Records shown:
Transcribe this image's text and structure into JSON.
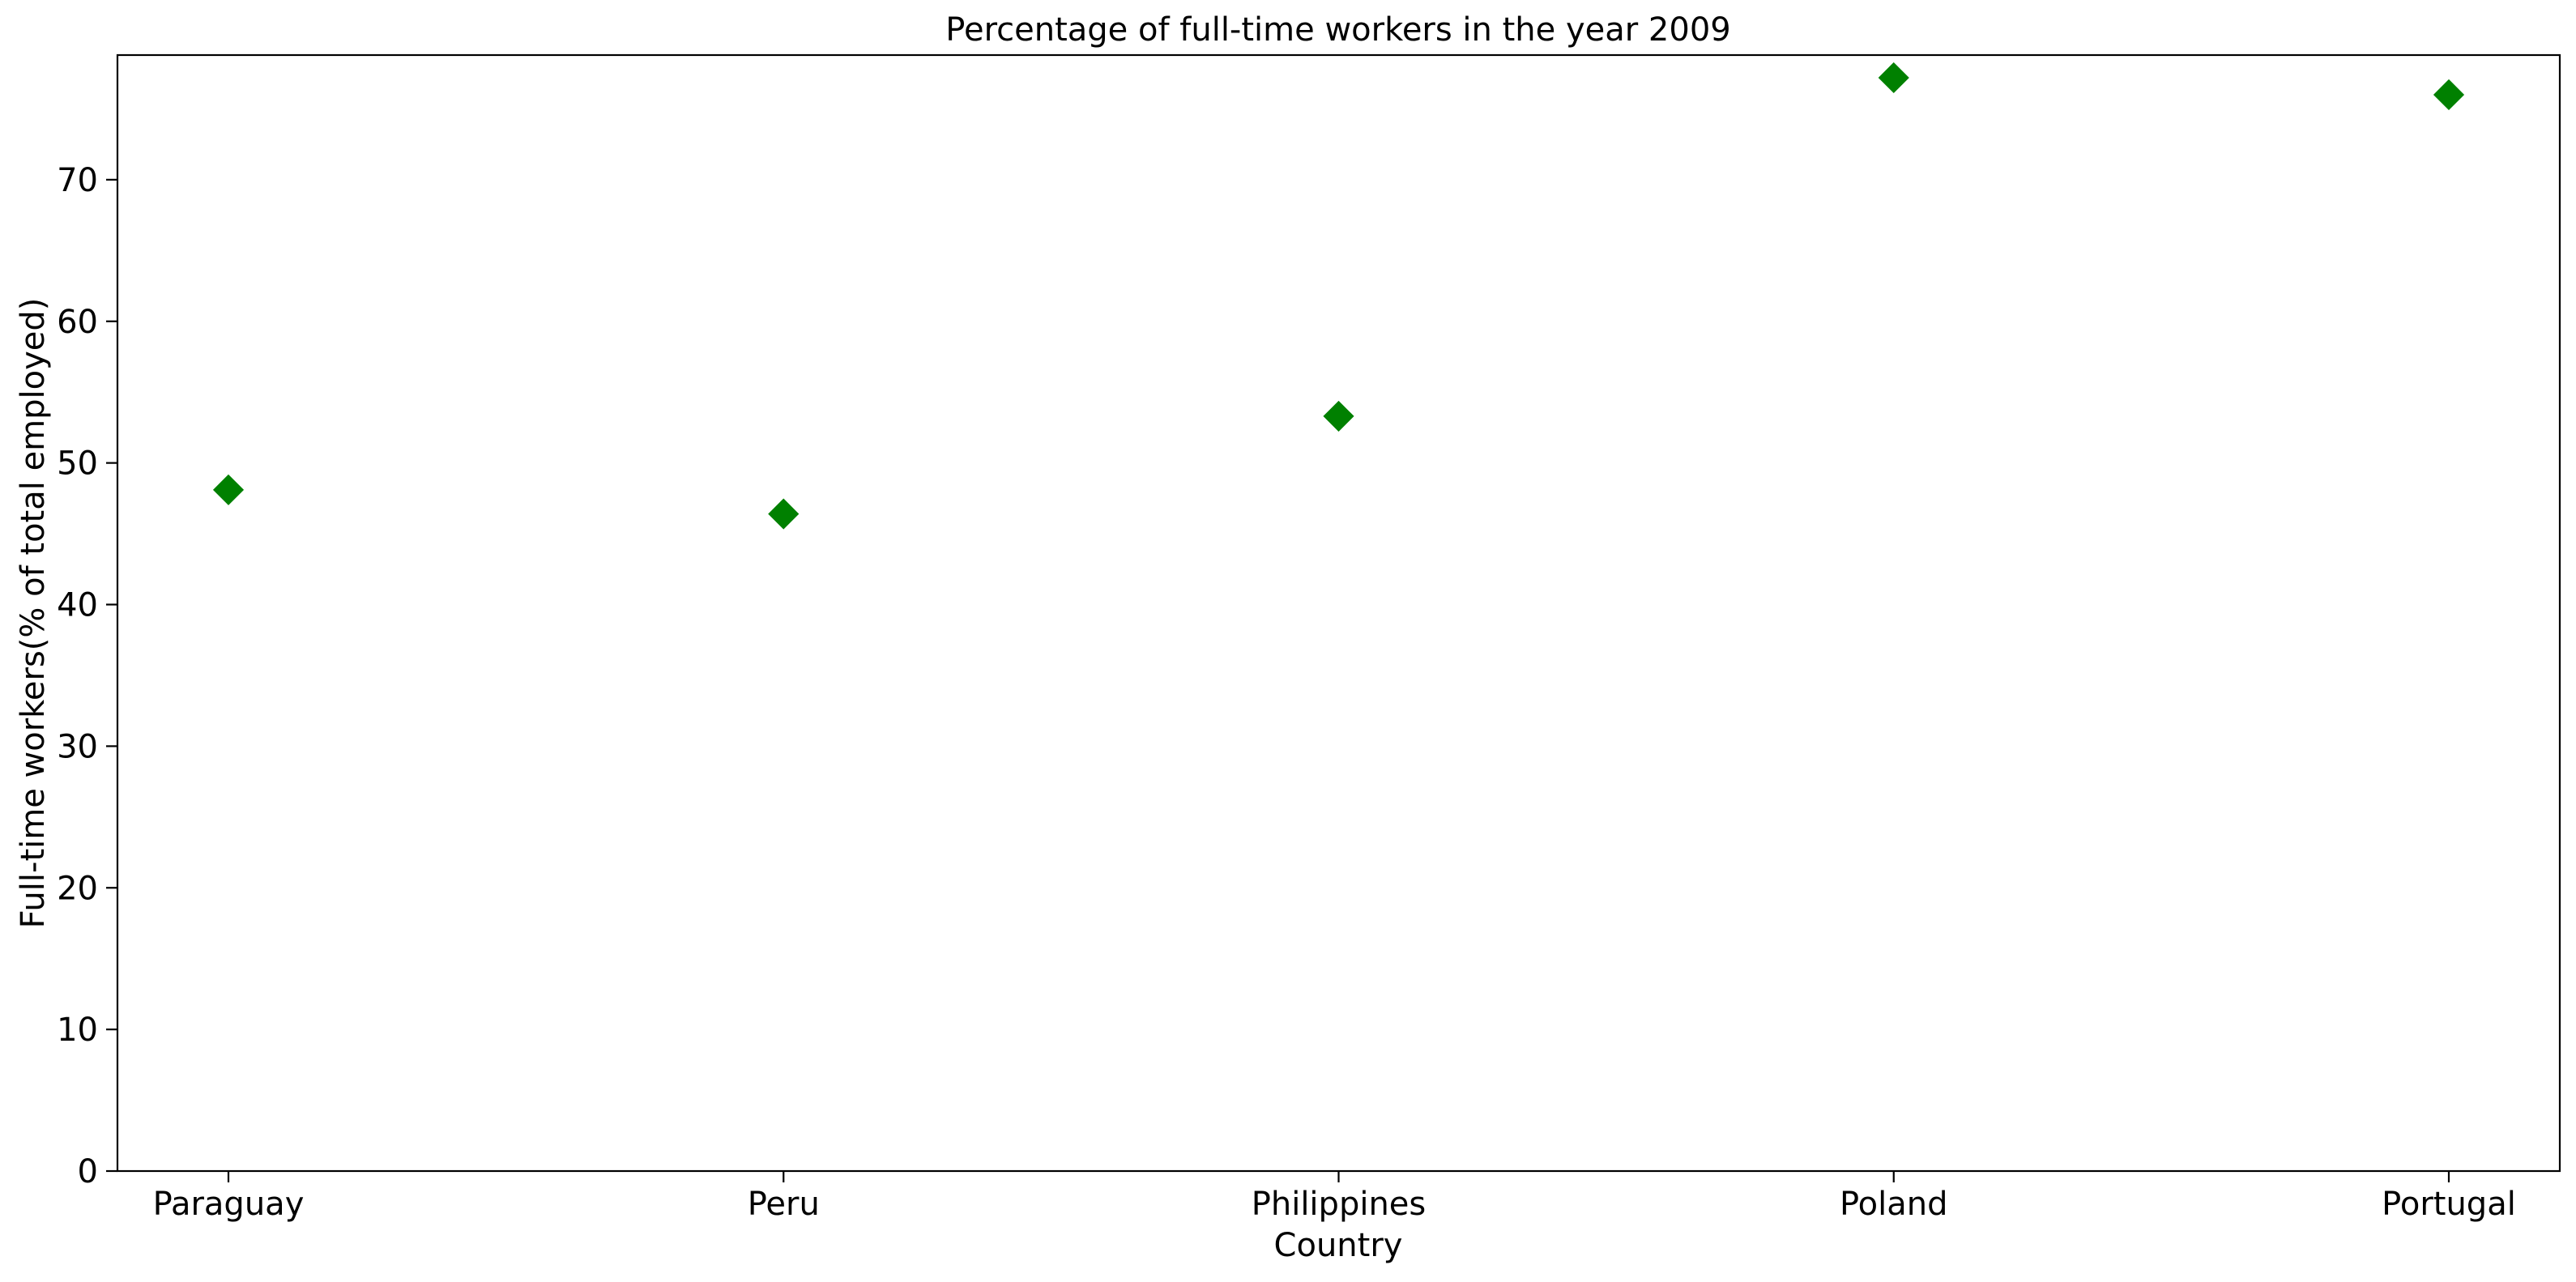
{
  "chart_data": {
    "type": "scatter",
    "title": "Percentage of full-time workers in the year 2009",
    "xlabel": "Country",
    "ylabel": "Full-time workers(% of total employed)",
    "categories": [
      "Paraguay",
      "Peru",
      "Philippines",
      "Poland",
      "Portugal"
    ],
    "series": [
      {
        "values": [
          48.1,
          46.4,
          53.3,
          77.2,
          76.0
        ],
        "color": "#008000",
        "marker": "diamond"
      }
    ],
    "ylim": [
      0,
      78.8
    ],
    "yticks": [
      0,
      10,
      20,
      30,
      40,
      50,
      60,
      70
    ],
    "grid": false,
    "legend": "none"
  }
}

Given request: Without the pictures, restate all of the entries above verbatim.

Solution below:
Transcribe this image's text and structure into JSON.
{
  "chart_data": {
    "type": "scatter",
    "title": "Percentage of full-time workers in the year 2009",
    "xlabel": "Country",
    "ylabel": "Full-time workers(% of total employed)",
    "categories": [
      "Paraguay",
      "Peru",
      "Philippines",
      "Poland",
      "Portugal"
    ],
    "series": [
      {
        "values": [
          48.1,
          46.4,
          53.3,
          77.2,
          76.0
        ],
        "color": "#008000",
        "marker": "diamond"
      }
    ],
    "ylim": [
      0,
      78.8
    ],
    "yticks": [
      0,
      10,
      20,
      30,
      40,
      50,
      60,
      70
    ],
    "grid": false,
    "legend": "none"
  }
}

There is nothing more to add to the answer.